### Exercise input ###
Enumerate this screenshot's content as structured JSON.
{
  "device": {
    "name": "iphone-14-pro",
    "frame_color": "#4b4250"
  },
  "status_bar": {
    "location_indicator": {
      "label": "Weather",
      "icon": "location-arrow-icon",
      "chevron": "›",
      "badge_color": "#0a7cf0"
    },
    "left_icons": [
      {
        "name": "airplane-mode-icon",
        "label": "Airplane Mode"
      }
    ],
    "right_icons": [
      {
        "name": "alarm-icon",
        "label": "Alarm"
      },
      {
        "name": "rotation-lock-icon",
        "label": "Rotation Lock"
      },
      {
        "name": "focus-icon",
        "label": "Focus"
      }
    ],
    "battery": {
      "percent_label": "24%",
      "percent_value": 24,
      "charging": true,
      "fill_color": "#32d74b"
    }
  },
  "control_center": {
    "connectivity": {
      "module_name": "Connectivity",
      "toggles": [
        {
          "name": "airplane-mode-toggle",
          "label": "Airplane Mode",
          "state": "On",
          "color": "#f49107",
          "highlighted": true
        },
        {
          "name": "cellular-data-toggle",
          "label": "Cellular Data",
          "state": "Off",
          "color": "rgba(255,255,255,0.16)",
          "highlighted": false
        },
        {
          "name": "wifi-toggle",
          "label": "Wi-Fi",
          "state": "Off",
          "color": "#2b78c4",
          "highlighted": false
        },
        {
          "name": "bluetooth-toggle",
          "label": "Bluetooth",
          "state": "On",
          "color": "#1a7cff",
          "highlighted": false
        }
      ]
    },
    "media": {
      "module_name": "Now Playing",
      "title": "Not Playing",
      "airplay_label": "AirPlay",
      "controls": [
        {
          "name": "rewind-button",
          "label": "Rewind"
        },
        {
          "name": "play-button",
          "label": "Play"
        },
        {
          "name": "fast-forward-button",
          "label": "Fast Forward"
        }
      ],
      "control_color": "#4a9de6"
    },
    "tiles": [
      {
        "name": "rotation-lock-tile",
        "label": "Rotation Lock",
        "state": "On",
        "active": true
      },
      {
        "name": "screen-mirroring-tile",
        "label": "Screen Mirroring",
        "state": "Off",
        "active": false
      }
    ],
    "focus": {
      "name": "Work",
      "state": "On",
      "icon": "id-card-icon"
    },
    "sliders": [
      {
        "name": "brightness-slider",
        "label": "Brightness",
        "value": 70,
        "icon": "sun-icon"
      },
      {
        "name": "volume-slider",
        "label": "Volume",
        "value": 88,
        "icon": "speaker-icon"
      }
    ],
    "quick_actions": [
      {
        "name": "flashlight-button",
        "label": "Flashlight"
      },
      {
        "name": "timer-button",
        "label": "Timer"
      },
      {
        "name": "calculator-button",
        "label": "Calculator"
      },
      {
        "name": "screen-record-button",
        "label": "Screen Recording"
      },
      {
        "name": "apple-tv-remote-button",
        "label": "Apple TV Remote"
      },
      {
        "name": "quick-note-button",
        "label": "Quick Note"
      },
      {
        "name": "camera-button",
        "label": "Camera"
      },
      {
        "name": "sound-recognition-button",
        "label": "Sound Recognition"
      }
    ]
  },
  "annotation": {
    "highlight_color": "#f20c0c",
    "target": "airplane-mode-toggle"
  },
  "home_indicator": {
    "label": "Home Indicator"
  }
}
###
**Prompt**
Quote every record above exactly.

**Exercise response**
Enumerate this screenshot's content as structured JSON.
{
  "device": {
    "name": "iphone-14-pro",
    "frame_color": "#4b4250"
  },
  "status_bar": {
    "location_indicator": {
      "label": "Weather",
      "icon": "location-arrow-icon",
      "chevron": "›",
      "badge_color": "#0a7cf0"
    },
    "left_icons": [
      {
        "name": "airplane-mode-icon",
        "label": "Airplane Mode"
      }
    ],
    "right_icons": [
      {
        "name": "alarm-icon",
        "label": "Alarm"
      },
      {
        "name": "rotation-lock-icon",
        "label": "Rotation Lock"
      },
      {
        "name": "focus-icon",
        "label": "Focus"
      }
    ],
    "battery": {
      "percent_label": "24%",
      "percent_value": 24,
      "charging": true,
      "fill_color": "#32d74b"
    }
  },
  "control_center": {
    "connectivity": {
      "module_name": "Connectivity",
      "toggles": [
        {
          "name": "airplane-mode-toggle",
          "label": "Airplane Mode",
          "state": "On",
          "color": "#f49107",
          "highlighted": true
        },
        {
          "name": "cellular-data-toggle",
          "label": "Cellular Data",
          "state": "Off",
          "color": "rgba(255,255,255,0.16)",
          "highlighted": false
        },
        {
          "name": "wifi-toggle",
          "label": "Wi-Fi",
          "state": "Off",
          "color": "#2b78c4",
          "highlighted": false
        },
        {
          "name": "bluetooth-toggle",
          "label": "Bluetooth",
          "state": "On",
          "color": "#1a7cff",
          "highlighted": false
        }
      ]
    },
    "media": {
      "module_name": "Now Playing",
      "title": "Not Playing",
      "airplay_label": "AirPlay",
      "controls": [
        {
          "name": "rewind-button",
          "label": "Rewind"
        },
        {
          "name": "play-button",
          "label": "Play"
        },
        {
          "name": "fast-forward-button",
          "label": "Fast Forward"
        }
      ],
      "control_color": "#4a9de6"
    },
    "tiles": [
      {
        "name": "rotation-lock-tile",
        "label": "Rotation Lock",
        "state": "On",
        "active": true
      },
      {
        "name": "screen-mirroring-tile",
        "label": "Screen Mirroring",
        "state": "Off",
        "active": false
      }
    ],
    "focus": {
      "name": "Work",
      "state": "On",
      "icon": "id-card-icon"
    },
    "sliders": [
      {
        "name": "brightness-slider",
        "label": "Brightness",
        "value": 70,
        "icon": "sun-icon"
      },
      {
        "name": "volume-slider",
        "label": "Volume",
        "value": 88,
        "icon": "speaker-icon"
      }
    ],
    "quick_actions": [
      {
        "name": "flashlight-button",
        "label": "Flashlight"
      },
      {
        "name": "timer-button",
        "label": "Timer"
      },
      {
        "name": "calculator-button",
        "label": "Calculator"
      },
      {
        "name": "screen-record-button",
        "label": "Screen Recording"
      },
      {
        "name": "apple-tv-remote-button",
        "label": "Apple TV Remote"
      },
      {
        "name": "quick-note-button",
        "label": "Quick Note"
      },
      {
        "name": "camera-button",
        "label": "Camera"
      },
      {
        "name": "sound-recognition-button",
        "label": "Sound Recognition"
      }
    ]
  },
  "annotation": {
    "highlight_color": "#f20c0c",
    "target": "airplane-mode-toggle"
  },
  "home_indicator": {
    "label": "Home Indicator"
  }
}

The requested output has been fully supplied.